Copy the records below, from the line containing "Output a JSON" through the last line; leave out pictures.

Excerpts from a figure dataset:
━━━━━━━━━━━━━━━━━━━━━━━━━━━━━━

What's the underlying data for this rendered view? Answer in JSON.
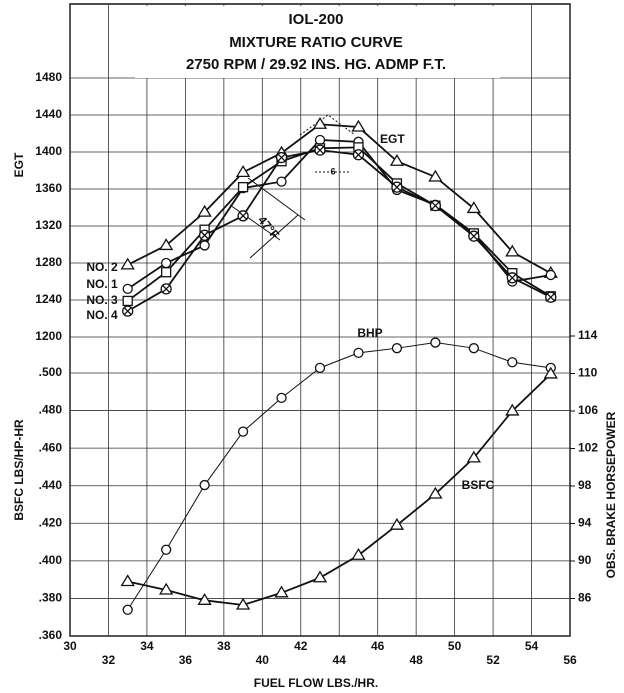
{
  "chart_data": {
    "type": "line",
    "title": "IOL-200",
    "subtitle": "MIXTURE RATIO CURVE",
    "subtitle2": "2750 RPM / 29.92 INS. HG. ADMP F.T.",
    "x_label": "FUEL FLOW LBS./HR.",
    "y_label": "EGT",
    "y2_label": "BSFC LBS/HP-HR",
    "y3_label": "OBS. BRAKE HORSEPOWER",
    "x": [
      33,
      35,
      37,
      39,
      41,
      43,
      45,
      47,
      49,
      51,
      53,
      55
    ],
    "xlim": [
      30,
      56
    ],
    "xticks": [
      30,
      32,
      34,
      36,
      38,
      40,
      42,
      44,
      46,
      48,
      50,
      52,
      54,
      56
    ],
    "ylim": [
      1200,
      1560
    ],
    "yticks": [
      1200,
      1240,
      1280,
      1320,
      1360,
      1400,
      1440,
      1480
    ],
    "y2lim": [
      0.36,
      0.5
    ],
    "y2ticks": [
      {
        "value": 0.36,
        "label": ".360"
      },
      {
        "value": 0.38,
        "label": ".380"
      },
      {
        "value": 0.4,
        "label": ".400"
      },
      {
        "value": 0.42,
        "label": ".420"
      },
      {
        "value": 0.44,
        "label": ".440"
      },
      {
        "value": 0.46,
        "label": ".460"
      },
      {
        "value": 0.48,
        "label": ".480"
      },
      {
        "value": 0.5,
        "label": ".500"
      }
    ],
    "y3lim": [
      82,
      114
    ],
    "y3ticks": [
      86,
      90,
      94,
      98,
      102,
      106,
      110,
      114
    ],
    "grid": true,
    "series": [
      {
        "name": "NO. 2",
        "color": "#111",
        "marker": "triangle",
        "axis": "y",
        "values": [
          1278,
          1299,
          1335,
          1378,
          1399,
          1430,
          1427,
          1390,
          1373,
          1339,
          1292,
          1269
        ]
      },
      {
        "name": "NO. 1",
        "color": "#111",
        "marker": "circle",
        "axis": "y",
        "values": [
          1252,
          1280,
          1299,
          1361,
          1368,
          1413,
          1411,
          1359,
          1343,
          1312,
          1260,
          1267
        ]
      },
      {
        "name": "NO. 3",
        "color": "#111",
        "marker": "square",
        "axis": "y",
        "values": [
          1239,
          1270,
          1316,
          1362,
          1390,
          1404,
          1405,
          1366,
          1342,
          1312,
          1269,
          1244
        ]
      },
      {
        "name": "NO. 4",
        "color": "#111",
        "marker": "circle-x",
        "axis": "y",
        "values": [
          1228,
          1252,
          1310,
          1331,
          1394,
          1402,
          1397,
          1362,
          1342,
          1309,
          1264,
          1243
        ]
      },
      {
        "name": "BHP",
        "color": "#111",
        "marker": "circle",
        "axis": "y3",
        "values": [
          84.8,
          91.2,
          98.1,
          103.8,
          107.4,
          110.6,
          112.2,
          112.7,
          113.3,
          112.7,
          111.2,
          110.6
        ]
      },
      {
        "name": "BSFC",
        "color": "#111",
        "marker": "triangle",
        "axis": "y2",
        "values": [
          0.389,
          0.3845,
          0.379,
          0.3765,
          0.383,
          0.391,
          0.403,
          0.419,
          0.4356,
          0.4548,
          0.4798,
          0.4995
        ]
      }
    ],
    "annotations": [
      "EGT",
      "47°F",
      "6"
    ]
  }
}
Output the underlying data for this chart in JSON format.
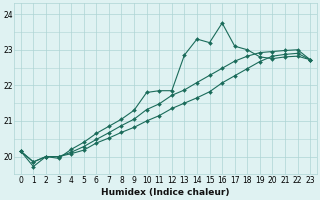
{
  "xlabel": "Humidex (Indice chaleur)",
  "background_color": "#dff2f2",
  "grid_color": "#aed4d4",
  "line_color": "#1a6b5a",
  "xlim": [
    -0.5,
    23.5
  ],
  "ylim": [
    19.5,
    24.3
  ],
  "yticks": [
    20,
    21,
    22,
    23,
    24
  ],
  "xticks": [
    0,
    1,
    2,
    3,
    4,
    5,
    6,
    7,
    8,
    9,
    10,
    11,
    12,
    13,
    14,
    15,
    16,
    17,
    18,
    19,
    20,
    21,
    22,
    23
  ],
  "series1_x": [
    0,
    1,
    2,
    3,
    4,
    5,
    6,
    7,
    8,
    9,
    10,
    11,
    12,
    13,
    14,
    15,
    16,
    17,
    18,
    19,
    20,
    21,
    22,
    23
  ],
  "series1_y": [
    20.15,
    19.72,
    20.0,
    19.95,
    20.2,
    20.4,
    20.65,
    20.85,
    21.05,
    21.3,
    21.8,
    21.85,
    21.85,
    22.85,
    23.3,
    23.2,
    23.75,
    23.1,
    23.0,
    22.8,
    22.75,
    22.8,
    22.82,
    22.72
  ],
  "series2_x": [
    0,
    1,
    2,
    3,
    4,
    5,
    6,
    7,
    8,
    9,
    10,
    11,
    12,
    13,
    14,
    15,
    16,
    17,
    18,
    19,
    20,
    21,
    22,
    23
  ],
  "series2_y": [
    20.15,
    19.85,
    20.0,
    20.0,
    20.12,
    20.28,
    20.48,
    20.67,
    20.87,
    21.05,
    21.32,
    21.48,
    21.72,
    21.87,
    22.08,
    22.28,
    22.48,
    22.68,
    22.82,
    22.92,
    22.95,
    22.98,
    23.0,
    22.72
  ],
  "series3_x": [
    0,
    1,
    2,
    3,
    4,
    5,
    6,
    7,
    8,
    9,
    10,
    11,
    12,
    13,
    14,
    15,
    16,
    17,
    18,
    19,
    20,
    21,
    22,
    23
  ],
  "series3_y": [
    20.15,
    19.85,
    20.0,
    20.0,
    20.08,
    20.18,
    20.38,
    20.52,
    20.68,
    20.82,
    21.0,
    21.15,
    21.35,
    21.5,
    21.65,
    21.82,
    22.07,
    22.27,
    22.47,
    22.67,
    22.82,
    22.87,
    22.9,
    22.72
  ],
  "marker": "D",
  "markersize": 2.0,
  "linewidth": 0.8,
  "tick_fontsize": 5.5,
  "xlabel_fontsize": 6.5
}
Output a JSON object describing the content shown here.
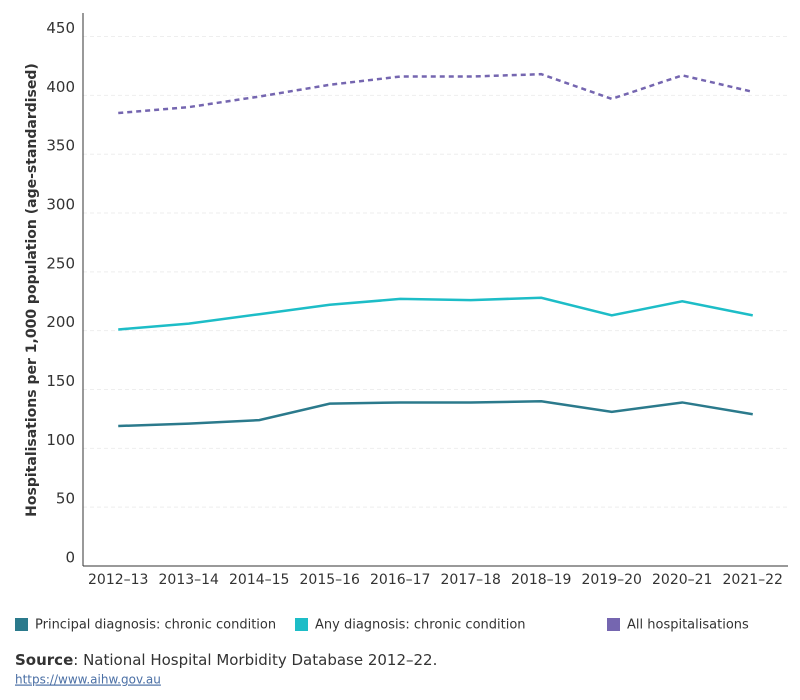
{
  "chart_data": {
    "type": "line",
    "ylabel": "Hospitalisations per 1,000 population (age-standardised)",
    "categories": [
      "2012–13",
      "2013–14",
      "2014–15",
      "2015–16",
      "2016–17",
      "2017–18",
      "2018–19",
      "2019–20",
      "2020–21",
      "2021–22"
    ],
    "series": [
      {
        "name": "Principal diagnosis: chronic condition",
        "color": "#2b7a8c",
        "dashed": false,
        "values": [
          119,
          121,
          124,
          138,
          139,
          139,
          140,
          131,
          139,
          129
        ]
      },
      {
        "name": "Any diagnosis: chronic condition",
        "color": "#1dbdc7",
        "dashed": false,
        "values": [
          201,
          206,
          214,
          222,
          227,
          226,
          228,
          213,
          225,
          213
        ]
      },
      {
        "name": "All hospitalisations",
        "color": "#7566b0",
        "dashed": true,
        "values": [
          385,
          390,
          399,
          409,
          416,
          416,
          418,
          397,
          417,
          403
        ]
      }
    ],
    "ylim": [
      0,
      470
    ],
    "yticks": [
      0,
      50,
      100,
      150,
      200,
      250,
      300,
      350,
      400,
      450
    ],
    "grid": true,
    "source_label": "Source",
    "source_text": ": National Hospital Morbidity Database 2012–22.",
    "url": "https://www.aihw.gov.au"
  }
}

━━━━━━━━━━━━━━━━━━━━━━━━━━━━━━

**Answer to this exercise**
Output a JSON object describing the content shown here.
{
  "chart_data": {
    "type": "line",
    "ylabel": "Hospitalisations per 1,000 population (age-standardised)",
    "categories": [
      "2012–13",
      "2013–14",
      "2014–15",
      "2015–16",
      "2016–17",
      "2017–18",
      "2018–19",
      "2019–20",
      "2020–21",
      "2021–22"
    ],
    "series": [
      {
        "name": "Principal diagnosis: chronic condition",
        "color": "#2b7a8c",
        "dashed": false,
        "values": [
          119,
          121,
          124,
          138,
          139,
          139,
          140,
          131,
          139,
          129
        ]
      },
      {
        "name": "Any diagnosis: chronic condition",
        "color": "#1dbdc7",
        "dashed": false,
        "values": [
          201,
          206,
          214,
          222,
          227,
          226,
          228,
          213,
          225,
          213
        ]
      },
      {
        "name": "All hospitalisations",
        "color": "#7566b0",
        "dashed": true,
        "values": [
          385,
          390,
          399,
          409,
          416,
          416,
          418,
          397,
          417,
          403
        ]
      }
    ],
    "ylim": [
      0,
      470
    ],
    "yticks": [
      0,
      50,
      100,
      150,
      200,
      250,
      300,
      350,
      400,
      450
    ],
    "grid": true,
    "source_label": "Source",
    "source_text": ": National Hospital Morbidity Database 2012–22.",
    "url": "https://www.aihw.gov.au"
  }
}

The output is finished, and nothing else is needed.